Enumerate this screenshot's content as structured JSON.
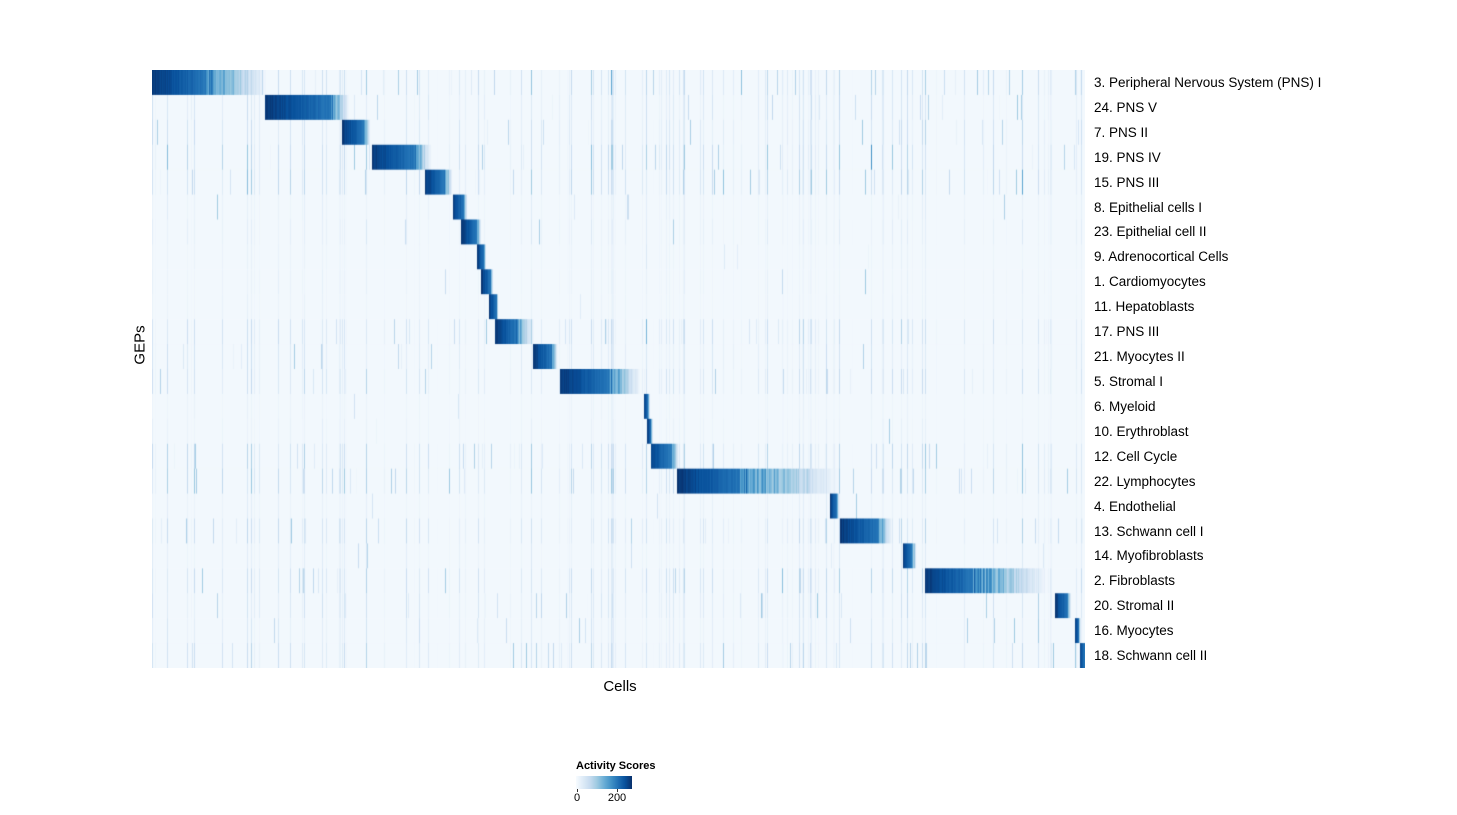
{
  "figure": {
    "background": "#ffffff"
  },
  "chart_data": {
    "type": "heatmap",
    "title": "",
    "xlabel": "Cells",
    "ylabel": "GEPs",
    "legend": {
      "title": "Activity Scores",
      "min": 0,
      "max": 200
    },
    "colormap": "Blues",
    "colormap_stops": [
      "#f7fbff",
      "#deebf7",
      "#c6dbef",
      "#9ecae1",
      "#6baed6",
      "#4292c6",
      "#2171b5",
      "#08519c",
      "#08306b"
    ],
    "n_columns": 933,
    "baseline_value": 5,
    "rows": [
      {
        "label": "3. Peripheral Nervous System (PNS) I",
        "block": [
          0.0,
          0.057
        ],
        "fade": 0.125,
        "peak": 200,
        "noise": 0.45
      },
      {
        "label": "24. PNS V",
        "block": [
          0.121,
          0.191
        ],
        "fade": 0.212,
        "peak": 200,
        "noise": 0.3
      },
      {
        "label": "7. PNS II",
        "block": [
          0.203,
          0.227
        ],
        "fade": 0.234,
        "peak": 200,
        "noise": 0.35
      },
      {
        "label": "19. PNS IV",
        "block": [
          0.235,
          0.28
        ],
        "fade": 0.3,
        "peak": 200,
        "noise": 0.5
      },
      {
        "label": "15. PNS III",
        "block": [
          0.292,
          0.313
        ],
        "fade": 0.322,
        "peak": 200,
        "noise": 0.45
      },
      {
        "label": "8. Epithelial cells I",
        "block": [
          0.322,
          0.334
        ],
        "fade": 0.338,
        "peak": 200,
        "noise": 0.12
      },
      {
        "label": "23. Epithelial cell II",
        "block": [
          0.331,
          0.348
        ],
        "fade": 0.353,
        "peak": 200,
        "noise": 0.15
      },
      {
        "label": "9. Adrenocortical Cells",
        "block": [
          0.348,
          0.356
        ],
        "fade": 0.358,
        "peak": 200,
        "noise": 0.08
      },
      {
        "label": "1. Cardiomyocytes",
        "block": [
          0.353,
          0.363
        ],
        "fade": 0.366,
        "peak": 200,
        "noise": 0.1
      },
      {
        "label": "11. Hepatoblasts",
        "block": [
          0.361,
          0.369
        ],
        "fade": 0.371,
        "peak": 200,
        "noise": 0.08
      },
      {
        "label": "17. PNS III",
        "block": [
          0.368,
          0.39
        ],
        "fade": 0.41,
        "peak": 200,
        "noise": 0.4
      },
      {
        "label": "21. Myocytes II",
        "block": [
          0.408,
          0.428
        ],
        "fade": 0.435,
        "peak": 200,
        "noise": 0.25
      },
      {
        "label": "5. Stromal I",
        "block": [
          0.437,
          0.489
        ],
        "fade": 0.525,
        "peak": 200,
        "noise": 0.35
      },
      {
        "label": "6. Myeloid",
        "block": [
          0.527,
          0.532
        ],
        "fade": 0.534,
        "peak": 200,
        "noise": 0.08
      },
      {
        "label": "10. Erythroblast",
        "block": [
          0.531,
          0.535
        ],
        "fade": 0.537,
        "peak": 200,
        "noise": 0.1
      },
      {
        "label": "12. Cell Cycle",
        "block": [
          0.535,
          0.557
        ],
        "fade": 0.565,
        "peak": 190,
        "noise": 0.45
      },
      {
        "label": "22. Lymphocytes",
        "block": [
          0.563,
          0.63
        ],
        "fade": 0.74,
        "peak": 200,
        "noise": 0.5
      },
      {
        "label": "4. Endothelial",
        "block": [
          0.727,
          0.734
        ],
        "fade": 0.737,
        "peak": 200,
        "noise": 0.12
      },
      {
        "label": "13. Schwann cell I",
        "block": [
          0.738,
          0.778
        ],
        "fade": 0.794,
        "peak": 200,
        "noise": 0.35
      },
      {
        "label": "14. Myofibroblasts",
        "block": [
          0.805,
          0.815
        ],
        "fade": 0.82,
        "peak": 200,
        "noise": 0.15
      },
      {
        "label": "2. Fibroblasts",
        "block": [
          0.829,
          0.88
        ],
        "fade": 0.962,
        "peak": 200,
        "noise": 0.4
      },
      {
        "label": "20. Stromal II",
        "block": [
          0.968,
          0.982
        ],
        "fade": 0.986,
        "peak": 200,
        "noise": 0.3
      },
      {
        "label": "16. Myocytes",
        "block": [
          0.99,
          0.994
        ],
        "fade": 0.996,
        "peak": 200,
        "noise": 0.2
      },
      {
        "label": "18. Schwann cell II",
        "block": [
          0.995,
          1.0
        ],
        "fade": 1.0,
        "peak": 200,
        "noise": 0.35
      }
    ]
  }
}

Required action => Would you please output the listing above exactly, leaving out the pictures?

Solution =>
Enumerate this screenshot's content as structured JSON.
{
  "figure": {
    "background": "#ffffff"
  },
  "chart_data": {
    "type": "heatmap",
    "title": "",
    "xlabel": "Cells",
    "ylabel": "GEPs",
    "legend": {
      "title": "Activity Scores",
      "min": 0,
      "max": 200
    },
    "colormap": "Blues",
    "colormap_stops": [
      "#f7fbff",
      "#deebf7",
      "#c6dbef",
      "#9ecae1",
      "#6baed6",
      "#4292c6",
      "#2171b5",
      "#08519c",
      "#08306b"
    ],
    "n_columns": 933,
    "baseline_value": 5,
    "rows": [
      {
        "label": "3. Peripheral Nervous System (PNS) I",
        "block": [
          0.0,
          0.057
        ],
        "fade": 0.125,
        "peak": 200,
        "noise": 0.45
      },
      {
        "label": "24. PNS V",
        "block": [
          0.121,
          0.191
        ],
        "fade": 0.212,
        "peak": 200,
        "noise": 0.3
      },
      {
        "label": "7. PNS II",
        "block": [
          0.203,
          0.227
        ],
        "fade": 0.234,
        "peak": 200,
        "noise": 0.35
      },
      {
        "label": "19. PNS IV",
        "block": [
          0.235,
          0.28
        ],
        "fade": 0.3,
        "peak": 200,
        "noise": 0.5
      },
      {
        "label": "15. PNS III",
        "block": [
          0.292,
          0.313
        ],
        "fade": 0.322,
        "peak": 200,
        "noise": 0.45
      },
      {
        "label": "8. Epithelial cells I",
        "block": [
          0.322,
          0.334
        ],
        "fade": 0.338,
        "peak": 200,
        "noise": 0.12
      },
      {
        "label": "23. Epithelial cell II",
        "block": [
          0.331,
          0.348
        ],
        "fade": 0.353,
        "peak": 200,
        "noise": 0.15
      },
      {
        "label": "9. Adrenocortical Cells",
        "block": [
          0.348,
          0.356
        ],
        "fade": 0.358,
        "peak": 200,
        "noise": 0.08
      },
      {
        "label": "1. Cardiomyocytes",
        "block": [
          0.353,
          0.363
        ],
        "fade": 0.366,
        "peak": 200,
        "noise": 0.1
      },
      {
        "label": "11. Hepatoblasts",
        "block": [
          0.361,
          0.369
        ],
        "fade": 0.371,
        "peak": 200,
        "noise": 0.08
      },
      {
        "label": "17. PNS III",
        "block": [
          0.368,
          0.39
        ],
        "fade": 0.41,
        "peak": 200,
        "noise": 0.4
      },
      {
        "label": "21. Myocytes II",
        "block": [
          0.408,
          0.428
        ],
        "fade": 0.435,
        "peak": 200,
        "noise": 0.25
      },
      {
        "label": "5. Stromal I",
        "block": [
          0.437,
          0.489
        ],
        "fade": 0.525,
        "peak": 200,
        "noise": 0.35
      },
      {
        "label": "6. Myeloid",
        "block": [
          0.527,
          0.532
        ],
        "fade": 0.534,
        "peak": 200,
        "noise": 0.08
      },
      {
        "label": "10. Erythroblast",
        "block": [
          0.531,
          0.535
        ],
        "fade": 0.537,
        "peak": 200,
        "noise": 0.1
      },
      {
        "label": "12. Cell Cycle",
        "block": [
          0.535,
          0.557
        ],
        "fade": 0.565,
        "peak": 190,
        "noise": 0.45
      },
      {
        "label": "22. Lymphocytes",
        "block": [
          0.563,
          0.63
        ],
        "fade": 0.74,
        "peak": 200,
        "noise": 0.5
      },
      {
        "label": "4. Endothelial",
        "block": [
          0.727,
          0.734
        ],
        "fade": 0.737,
        "peak": 200,
        "noise": 0.12
      },
      {
        "label": "13. Schwann cell I",
        "block": [
          0.738,
          0.778
        ],
        "fade": 0.794,
        "peak": 200,
        "noise": 0.35
      },
      {
        "label": "14. Myofibroblasts",
        "block": [
          0.805,
          0.815
        ],
        "fade": 0.82,
        "peak": 200,
        "noise": 0.15
      },
      {
        "label": "2. Fibroblasts",
        "block": [
          0.829,
          0.88
        ],
        "fade": 0.962,
        "peak": 200,
        "noise": 0.4
      },
      {
        "label": "20. Stromal II",
        "block": [
          0.968,
          0.982
        ],
        "fade": 0.986,
        "peak": 200,
        "noise": 0.3
      },
      {
        "label": "16. Myocytes",
        "block": [
          0.99,
          0.994
        ],
        "fade": 0.996,
        "peak": 200,
        "noise": 0.2
      },
      {
        "label": "18. Schwann cell II",
        "block": [
          0.995,
          1.0
        ],
        "fade": 1.0,
        "peak": 200,
        "noise": 0.35
      }
    ]
  }
}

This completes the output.